* [Tasks]:
a: Retype the Joseph Brennan profile from "It could be" to "or Pink Ladies.".
b: According to the Joseph Brennan profile, what time did his restaurant job near the Albany airport require him to wake up?
c: Carry on the Joseph Brennan profile from its last sentence.

* [Extract provided]:
Food Service Taught Work Ethic

Bad airline food is a well-worn joke, one that Joseph Brennan doesn’t contradict. He can speak with more authority than most, at least as far as 1960s-era in-flight meals are concerned — he used to prepare breakfasts for flights out of Albany, N.Y.

“The things I prepared didn’t make me challenge the assumption that airplane food wasn’t that good,” said Brennan, senior vice president of the Connecticut Business & Industry Association and a native of upstate New York. “I wouldn’t say it was particularly appetizing.”

At the time, Brennan was a high school kid who worked in a restaurant near the airport. His job required a 3:30 a.m. wake-up so he’d be able to make the eggs and sausage, encase them in tinfoil and drive the food to the airport. Never having flown on an airplane and therefore untouched by the angst that airports provoke in most passengers, he found the experience pleasant and interesting. And because celebrities such as Bob Hope and Sammy Davis Jr. performed at a nearby theater and sometimes flew out of Albany, Brennan could brag that he’d cooked for some big-time names in his day — even if he wasn’t 100 percent sure they actually consumed his breakfast cuisine.

Brennan fell back on restaurant work off and on for most of his youth and young adulthood, picking up jobs as a busboy, waiter, short-order cook and bartender.

“It’s not that I had any particular love for it,” he said — it’s just that it was something he’d always done.

It could be tense work, especially bartending during the occasional mad rush. One restaurant was in a hotel that held a number of conventions, so every time a session ended, Brennan was inundated with thirsty convention-goers and their requests for frozen daiquiris or Pink Ladies.

* [Recorded information]:

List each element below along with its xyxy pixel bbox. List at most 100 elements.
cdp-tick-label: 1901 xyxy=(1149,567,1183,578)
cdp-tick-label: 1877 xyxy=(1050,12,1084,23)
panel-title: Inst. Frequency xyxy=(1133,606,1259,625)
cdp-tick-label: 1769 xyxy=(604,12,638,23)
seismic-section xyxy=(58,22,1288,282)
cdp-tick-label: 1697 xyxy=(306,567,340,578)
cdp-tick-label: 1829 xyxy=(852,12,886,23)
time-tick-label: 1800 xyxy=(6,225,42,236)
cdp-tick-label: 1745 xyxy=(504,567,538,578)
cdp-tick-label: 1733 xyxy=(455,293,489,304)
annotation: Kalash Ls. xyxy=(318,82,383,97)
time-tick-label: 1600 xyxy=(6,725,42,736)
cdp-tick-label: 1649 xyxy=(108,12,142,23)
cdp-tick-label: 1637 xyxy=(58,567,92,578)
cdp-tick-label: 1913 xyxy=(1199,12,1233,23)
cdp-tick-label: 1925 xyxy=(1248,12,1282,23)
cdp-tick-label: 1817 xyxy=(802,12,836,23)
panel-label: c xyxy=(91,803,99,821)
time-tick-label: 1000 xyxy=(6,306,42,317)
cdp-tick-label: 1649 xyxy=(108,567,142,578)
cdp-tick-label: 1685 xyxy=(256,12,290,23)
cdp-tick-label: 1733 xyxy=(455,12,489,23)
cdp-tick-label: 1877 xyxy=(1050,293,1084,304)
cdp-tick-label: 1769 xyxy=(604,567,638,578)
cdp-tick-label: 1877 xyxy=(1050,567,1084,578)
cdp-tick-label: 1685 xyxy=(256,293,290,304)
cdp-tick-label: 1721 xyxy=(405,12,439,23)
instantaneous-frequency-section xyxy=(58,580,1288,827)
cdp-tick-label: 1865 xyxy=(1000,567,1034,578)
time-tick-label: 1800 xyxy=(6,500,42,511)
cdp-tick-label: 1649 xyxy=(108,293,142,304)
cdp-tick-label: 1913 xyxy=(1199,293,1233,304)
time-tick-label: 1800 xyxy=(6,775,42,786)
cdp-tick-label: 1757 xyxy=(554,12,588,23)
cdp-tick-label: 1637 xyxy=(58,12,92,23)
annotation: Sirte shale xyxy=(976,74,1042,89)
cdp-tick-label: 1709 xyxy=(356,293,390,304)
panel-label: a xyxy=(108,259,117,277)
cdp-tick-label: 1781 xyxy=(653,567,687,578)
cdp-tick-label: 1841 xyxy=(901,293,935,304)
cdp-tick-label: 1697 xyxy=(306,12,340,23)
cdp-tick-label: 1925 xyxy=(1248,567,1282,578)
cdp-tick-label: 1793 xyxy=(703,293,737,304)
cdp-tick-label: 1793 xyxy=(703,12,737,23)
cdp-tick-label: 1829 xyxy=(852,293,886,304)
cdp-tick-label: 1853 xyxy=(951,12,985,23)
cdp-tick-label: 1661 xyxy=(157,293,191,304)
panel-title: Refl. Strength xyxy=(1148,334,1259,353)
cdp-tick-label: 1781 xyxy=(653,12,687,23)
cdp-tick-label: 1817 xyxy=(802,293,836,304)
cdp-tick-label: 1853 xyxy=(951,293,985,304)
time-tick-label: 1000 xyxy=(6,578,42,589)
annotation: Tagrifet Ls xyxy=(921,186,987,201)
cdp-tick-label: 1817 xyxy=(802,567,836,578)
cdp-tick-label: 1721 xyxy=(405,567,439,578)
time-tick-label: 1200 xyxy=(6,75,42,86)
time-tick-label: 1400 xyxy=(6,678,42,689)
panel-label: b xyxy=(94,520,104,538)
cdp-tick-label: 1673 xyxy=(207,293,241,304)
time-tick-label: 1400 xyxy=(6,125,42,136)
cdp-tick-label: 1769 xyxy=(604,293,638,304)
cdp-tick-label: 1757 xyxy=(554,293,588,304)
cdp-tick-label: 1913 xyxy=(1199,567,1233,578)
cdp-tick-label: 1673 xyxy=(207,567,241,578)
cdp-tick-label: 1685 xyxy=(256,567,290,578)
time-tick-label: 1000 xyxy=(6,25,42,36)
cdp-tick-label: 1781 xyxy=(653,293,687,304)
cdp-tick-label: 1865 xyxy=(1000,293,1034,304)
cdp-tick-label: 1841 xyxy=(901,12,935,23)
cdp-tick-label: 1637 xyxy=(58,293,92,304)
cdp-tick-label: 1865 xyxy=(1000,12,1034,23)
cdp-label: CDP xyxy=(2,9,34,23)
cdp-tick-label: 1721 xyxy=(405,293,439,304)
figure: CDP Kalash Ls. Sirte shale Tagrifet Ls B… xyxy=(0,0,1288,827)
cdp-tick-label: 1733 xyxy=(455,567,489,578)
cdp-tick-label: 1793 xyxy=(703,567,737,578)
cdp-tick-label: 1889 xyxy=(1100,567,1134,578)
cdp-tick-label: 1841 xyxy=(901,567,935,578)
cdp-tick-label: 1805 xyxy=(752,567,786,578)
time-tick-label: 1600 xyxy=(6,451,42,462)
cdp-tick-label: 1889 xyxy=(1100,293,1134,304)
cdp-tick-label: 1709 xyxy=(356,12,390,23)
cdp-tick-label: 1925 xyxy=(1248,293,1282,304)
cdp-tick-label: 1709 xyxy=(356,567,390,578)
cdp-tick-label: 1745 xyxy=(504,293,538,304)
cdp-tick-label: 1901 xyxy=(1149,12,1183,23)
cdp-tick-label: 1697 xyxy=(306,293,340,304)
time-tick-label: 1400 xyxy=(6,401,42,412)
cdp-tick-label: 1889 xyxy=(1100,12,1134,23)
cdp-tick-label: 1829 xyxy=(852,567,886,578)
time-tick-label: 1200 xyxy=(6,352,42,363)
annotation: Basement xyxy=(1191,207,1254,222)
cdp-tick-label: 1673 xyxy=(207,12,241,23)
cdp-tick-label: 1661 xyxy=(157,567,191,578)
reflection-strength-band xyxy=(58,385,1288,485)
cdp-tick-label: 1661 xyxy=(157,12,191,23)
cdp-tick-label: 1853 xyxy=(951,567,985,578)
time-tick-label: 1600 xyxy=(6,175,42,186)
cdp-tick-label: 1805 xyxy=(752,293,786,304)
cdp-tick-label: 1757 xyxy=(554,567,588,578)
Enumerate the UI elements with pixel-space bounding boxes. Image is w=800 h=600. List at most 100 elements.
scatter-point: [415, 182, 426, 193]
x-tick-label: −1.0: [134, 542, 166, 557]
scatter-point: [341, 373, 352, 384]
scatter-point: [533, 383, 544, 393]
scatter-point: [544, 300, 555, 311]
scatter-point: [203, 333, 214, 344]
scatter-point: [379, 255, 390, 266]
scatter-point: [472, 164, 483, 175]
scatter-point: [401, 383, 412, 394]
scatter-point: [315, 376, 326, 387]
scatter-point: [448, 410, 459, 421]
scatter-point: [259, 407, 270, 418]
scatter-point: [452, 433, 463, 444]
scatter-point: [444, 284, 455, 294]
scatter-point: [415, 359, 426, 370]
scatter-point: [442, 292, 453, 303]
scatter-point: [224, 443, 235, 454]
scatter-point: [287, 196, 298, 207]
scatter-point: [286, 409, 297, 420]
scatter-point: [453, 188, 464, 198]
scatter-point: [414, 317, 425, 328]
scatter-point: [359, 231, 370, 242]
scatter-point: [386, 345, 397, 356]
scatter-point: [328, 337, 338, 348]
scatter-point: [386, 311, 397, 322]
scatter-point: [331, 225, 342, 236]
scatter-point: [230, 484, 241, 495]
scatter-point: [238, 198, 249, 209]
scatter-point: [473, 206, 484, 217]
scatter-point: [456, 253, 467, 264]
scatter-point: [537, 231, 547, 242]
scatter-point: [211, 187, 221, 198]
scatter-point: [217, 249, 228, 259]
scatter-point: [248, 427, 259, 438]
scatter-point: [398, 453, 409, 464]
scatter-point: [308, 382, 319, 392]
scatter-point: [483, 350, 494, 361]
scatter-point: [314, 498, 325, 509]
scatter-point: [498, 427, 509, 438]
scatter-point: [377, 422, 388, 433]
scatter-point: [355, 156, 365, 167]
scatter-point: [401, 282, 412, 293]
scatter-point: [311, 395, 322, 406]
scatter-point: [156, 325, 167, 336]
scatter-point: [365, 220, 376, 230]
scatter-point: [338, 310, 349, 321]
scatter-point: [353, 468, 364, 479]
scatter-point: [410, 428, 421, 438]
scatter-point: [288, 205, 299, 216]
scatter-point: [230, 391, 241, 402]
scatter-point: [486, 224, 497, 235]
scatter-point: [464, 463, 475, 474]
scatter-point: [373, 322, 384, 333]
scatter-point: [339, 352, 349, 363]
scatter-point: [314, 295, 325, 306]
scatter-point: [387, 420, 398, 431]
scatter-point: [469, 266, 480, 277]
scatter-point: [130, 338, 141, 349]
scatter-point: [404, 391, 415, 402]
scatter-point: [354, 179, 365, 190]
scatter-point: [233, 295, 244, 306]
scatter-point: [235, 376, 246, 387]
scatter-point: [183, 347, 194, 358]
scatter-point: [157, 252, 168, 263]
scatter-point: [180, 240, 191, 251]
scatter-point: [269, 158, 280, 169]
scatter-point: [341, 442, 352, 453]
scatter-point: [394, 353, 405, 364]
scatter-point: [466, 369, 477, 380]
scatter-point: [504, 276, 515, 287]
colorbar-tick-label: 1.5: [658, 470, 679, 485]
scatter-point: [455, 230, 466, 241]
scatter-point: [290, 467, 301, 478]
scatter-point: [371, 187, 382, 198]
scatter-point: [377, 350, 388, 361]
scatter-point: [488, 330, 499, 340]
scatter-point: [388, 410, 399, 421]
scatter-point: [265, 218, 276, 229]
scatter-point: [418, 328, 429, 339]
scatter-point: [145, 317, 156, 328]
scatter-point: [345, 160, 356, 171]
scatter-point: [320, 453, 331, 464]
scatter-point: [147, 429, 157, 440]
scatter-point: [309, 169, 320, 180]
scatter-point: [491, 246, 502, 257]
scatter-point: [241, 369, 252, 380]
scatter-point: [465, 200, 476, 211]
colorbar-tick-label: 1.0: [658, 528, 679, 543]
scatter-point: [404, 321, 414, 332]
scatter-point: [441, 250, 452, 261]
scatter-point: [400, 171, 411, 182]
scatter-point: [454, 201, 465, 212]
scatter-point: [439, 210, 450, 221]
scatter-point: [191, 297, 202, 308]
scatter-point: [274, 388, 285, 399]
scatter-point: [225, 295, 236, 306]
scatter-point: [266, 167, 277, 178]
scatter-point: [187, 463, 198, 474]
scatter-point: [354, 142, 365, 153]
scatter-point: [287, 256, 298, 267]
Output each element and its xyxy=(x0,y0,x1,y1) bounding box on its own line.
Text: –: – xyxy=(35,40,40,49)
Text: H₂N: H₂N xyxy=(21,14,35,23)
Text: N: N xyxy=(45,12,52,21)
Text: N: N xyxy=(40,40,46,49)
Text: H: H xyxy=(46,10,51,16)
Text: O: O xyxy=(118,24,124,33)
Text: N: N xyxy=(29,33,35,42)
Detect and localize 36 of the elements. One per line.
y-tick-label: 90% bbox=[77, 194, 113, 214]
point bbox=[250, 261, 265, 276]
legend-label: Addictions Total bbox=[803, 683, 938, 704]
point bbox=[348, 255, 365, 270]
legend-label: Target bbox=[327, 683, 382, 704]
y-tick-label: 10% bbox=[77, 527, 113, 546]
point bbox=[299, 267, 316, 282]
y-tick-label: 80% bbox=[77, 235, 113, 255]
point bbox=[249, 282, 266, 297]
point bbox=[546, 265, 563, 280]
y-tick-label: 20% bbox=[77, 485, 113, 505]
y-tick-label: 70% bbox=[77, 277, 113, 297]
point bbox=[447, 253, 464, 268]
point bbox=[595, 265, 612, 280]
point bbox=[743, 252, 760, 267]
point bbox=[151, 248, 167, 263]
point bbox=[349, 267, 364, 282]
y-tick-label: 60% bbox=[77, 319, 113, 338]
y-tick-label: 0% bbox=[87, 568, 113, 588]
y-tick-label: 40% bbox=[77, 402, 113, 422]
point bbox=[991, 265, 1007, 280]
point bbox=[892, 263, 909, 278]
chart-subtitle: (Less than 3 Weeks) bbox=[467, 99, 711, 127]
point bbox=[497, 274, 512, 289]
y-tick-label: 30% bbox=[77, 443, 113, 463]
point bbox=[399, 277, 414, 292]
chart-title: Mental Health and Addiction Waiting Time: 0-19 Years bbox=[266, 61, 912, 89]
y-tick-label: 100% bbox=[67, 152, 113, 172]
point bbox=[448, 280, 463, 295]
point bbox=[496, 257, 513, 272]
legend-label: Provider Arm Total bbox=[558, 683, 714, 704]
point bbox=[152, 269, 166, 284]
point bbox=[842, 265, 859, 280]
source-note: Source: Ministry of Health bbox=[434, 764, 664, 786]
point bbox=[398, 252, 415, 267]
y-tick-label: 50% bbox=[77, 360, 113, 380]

* [Exercise results]:
a:
It could be tense work, especially bartending during the occasional mad rush. One restaurant was in a hotel that held a number of conventions, so every time a session ended, Brennan was inundated with thirsty convention-goers and their requests for frozen daiquiris or Pink Ladies.

b: 3:30 a.m.

c:
“I learned to deal with pressure, working behind the bar,” Brennan said, adding that it put him in contact with a new crowd almost every day. In contrast, another job at a local neighborhood bar gave him a different experience, one where he got to know the regulars.

While those jobs peppered his younger years as he attended law school in Boston, his entry into the professional law sector — he had just begun clerking for a Massachusetts attorney — came to an abrupt and unexpected halt when he was called home because his father became ill. An optometrist, his father was unable to run his optometry center.

Brennan learned early on how to fix glasses and simple tasks like that — but he couldn’t exactly take over while his father was indisposed. But even if Brennan couldn’t step in and do the work, he and his family knew it was important not to let the center close for long stretches of time. If too many customers showed up to find locked doors, they’d stop coming altogether.

When his father came back to the business, Brennan headed for Connecticut.

His law career moved him into the CBIA, where he left food service work of all stripes behind. But he credits those early years with helping instill an attitude he needed when his lobbying and law career took off.